__MATERIAL__.

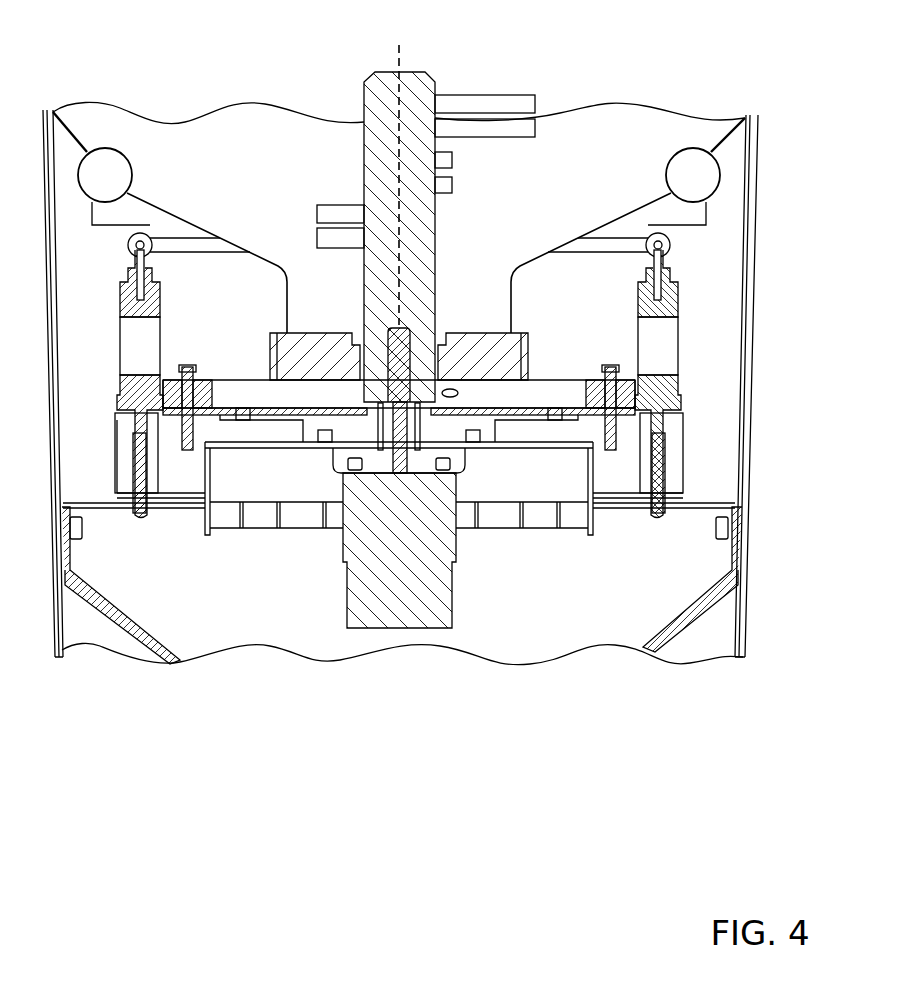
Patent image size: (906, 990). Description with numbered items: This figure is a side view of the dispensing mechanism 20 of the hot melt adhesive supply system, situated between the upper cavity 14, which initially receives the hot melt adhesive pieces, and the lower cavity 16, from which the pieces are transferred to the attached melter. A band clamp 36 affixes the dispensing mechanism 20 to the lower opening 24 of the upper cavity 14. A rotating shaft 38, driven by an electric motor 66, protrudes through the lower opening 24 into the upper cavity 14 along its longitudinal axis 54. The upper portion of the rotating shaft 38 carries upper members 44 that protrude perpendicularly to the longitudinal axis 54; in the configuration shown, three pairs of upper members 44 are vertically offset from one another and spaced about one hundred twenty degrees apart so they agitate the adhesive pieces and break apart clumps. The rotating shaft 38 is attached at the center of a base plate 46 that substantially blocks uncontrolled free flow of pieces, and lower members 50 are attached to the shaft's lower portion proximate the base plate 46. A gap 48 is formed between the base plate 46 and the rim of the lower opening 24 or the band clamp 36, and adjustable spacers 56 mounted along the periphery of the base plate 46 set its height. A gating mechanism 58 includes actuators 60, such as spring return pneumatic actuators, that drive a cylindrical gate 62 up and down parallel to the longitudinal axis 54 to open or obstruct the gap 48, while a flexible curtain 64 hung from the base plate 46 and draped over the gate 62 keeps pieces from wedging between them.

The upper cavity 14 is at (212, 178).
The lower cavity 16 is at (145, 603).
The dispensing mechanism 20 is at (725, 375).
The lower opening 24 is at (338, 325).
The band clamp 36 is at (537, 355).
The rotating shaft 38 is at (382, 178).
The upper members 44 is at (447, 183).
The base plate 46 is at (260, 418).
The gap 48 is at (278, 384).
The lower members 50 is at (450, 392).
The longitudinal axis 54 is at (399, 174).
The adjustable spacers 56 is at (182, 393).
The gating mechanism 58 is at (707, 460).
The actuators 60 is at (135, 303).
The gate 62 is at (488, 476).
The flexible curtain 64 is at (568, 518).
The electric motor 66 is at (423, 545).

...

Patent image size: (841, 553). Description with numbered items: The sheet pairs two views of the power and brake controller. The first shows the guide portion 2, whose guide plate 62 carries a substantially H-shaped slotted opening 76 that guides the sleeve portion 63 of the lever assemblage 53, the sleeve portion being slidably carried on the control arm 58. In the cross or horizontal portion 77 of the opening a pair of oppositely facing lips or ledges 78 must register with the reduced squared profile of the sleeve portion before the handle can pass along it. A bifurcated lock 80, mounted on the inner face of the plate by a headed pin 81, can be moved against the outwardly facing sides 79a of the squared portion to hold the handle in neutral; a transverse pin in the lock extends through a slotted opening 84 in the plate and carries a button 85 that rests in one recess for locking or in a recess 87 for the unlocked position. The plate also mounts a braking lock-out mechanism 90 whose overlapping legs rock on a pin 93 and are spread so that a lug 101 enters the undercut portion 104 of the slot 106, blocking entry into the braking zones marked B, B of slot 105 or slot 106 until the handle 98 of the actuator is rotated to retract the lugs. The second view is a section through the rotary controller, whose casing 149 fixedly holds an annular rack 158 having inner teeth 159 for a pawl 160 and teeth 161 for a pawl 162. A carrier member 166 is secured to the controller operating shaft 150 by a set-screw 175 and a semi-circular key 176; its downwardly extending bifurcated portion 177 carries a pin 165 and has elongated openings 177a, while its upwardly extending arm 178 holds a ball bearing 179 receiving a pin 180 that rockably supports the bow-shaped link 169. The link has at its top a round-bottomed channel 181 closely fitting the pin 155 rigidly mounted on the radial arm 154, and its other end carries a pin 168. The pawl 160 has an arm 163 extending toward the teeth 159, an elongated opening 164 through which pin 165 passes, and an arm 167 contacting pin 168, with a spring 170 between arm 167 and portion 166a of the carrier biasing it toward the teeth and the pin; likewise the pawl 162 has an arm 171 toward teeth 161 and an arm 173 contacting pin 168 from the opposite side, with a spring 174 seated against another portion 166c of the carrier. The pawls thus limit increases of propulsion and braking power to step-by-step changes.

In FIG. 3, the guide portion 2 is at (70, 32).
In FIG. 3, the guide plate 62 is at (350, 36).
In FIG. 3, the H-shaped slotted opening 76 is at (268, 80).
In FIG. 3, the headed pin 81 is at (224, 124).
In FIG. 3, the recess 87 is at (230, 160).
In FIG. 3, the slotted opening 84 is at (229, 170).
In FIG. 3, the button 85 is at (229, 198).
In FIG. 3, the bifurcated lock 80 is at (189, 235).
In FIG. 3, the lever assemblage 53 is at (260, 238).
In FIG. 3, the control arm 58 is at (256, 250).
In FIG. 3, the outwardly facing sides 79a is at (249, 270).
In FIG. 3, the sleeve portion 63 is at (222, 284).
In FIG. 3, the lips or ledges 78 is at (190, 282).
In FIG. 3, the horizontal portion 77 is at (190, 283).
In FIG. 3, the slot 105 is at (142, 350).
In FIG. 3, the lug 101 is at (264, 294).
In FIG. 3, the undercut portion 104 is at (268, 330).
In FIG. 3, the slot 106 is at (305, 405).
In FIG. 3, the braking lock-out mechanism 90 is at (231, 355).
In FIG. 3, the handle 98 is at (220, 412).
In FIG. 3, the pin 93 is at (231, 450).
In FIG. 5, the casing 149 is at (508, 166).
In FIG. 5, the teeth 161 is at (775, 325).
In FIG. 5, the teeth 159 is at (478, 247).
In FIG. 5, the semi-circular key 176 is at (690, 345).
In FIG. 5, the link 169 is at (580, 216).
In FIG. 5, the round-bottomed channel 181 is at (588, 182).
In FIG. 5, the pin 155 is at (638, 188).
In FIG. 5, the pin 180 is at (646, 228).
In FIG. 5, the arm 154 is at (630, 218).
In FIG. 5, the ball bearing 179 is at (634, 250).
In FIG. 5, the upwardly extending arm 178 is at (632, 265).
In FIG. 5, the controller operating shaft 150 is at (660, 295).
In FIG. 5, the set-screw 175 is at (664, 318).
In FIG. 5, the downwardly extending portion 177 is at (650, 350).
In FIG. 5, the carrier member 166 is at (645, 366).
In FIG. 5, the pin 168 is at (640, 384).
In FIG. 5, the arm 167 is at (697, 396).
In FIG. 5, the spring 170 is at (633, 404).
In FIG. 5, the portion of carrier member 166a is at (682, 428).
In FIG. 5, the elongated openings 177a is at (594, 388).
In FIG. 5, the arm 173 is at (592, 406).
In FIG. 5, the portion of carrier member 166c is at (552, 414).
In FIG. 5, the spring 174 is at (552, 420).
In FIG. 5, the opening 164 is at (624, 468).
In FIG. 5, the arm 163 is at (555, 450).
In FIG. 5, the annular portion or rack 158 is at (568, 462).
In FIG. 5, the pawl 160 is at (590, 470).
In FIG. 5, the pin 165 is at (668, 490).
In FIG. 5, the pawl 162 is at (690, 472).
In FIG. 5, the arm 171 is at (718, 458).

__BRIEF__. Copy out word for word the data that begins with the line containing "Patent image size: (906, 990)." and ends with the line containing "The lower opening 24 is at (338, 325).", including both of those lines.

__TASK SOLUTION__.
Patent image size: (906, 990). Description with numbered items: This figure is a side view of the dispensing mechanism 20 of the hot melt adhesive supply system, situated between the upper cavity 14, which initially receives the hot melt adhesive pieces, and the lower cavity 16, from which the pieces are transferred to the attached melter. A band clamp 36 affixes the dispensing mechanism 20 to the lower opening 24 of the upper cavity 14. A rotating shaft 38, driven by an electric motor 66, protrudes through the lower opening 24 into the upper cavity 14 along its longitudinal axis 54. The upper portion of the rotating shaft 38 carries upper members 44 that protrude perpendicularly to the longitudinal axis 54; in the configuration shown, three pairs of upper members 44 are vertically offset from one another and spaced about one hundred twenty degrees apart so they agitate the adhesive pieces and break apart clumps. The rotating shaft 38 is attached at the center of a base plate 46 that substantially blocks uncontrolled free flow of pieces, and lower members 50 are attached to the shaft's lower portion proximate the base plate 46. A gap 48 is formed between the base plate 46 and the rim of the lower opening 24 or the band clamp 36, and adjustable spacers 56 mounted along the periphery of the base plate 46 set its height. A gating mechanism 58 includes actuators 60, such as spring return pneumatic actuators, that drive a cylindrical gate 62 up and down parallel to the longitudinal axis 54 to open or obstruct the gap 48, while a flexible curtain 64 hung from the base plate 46 and draped over the gate 62 keeps pieces from wedging between them.

The upper cavity 14 is at (212, 178).
The lower cavity 16 is at (145, 603).
The dispensing mechanism 20 is at (725, 375).
The lower opening 24 is at (338, 325).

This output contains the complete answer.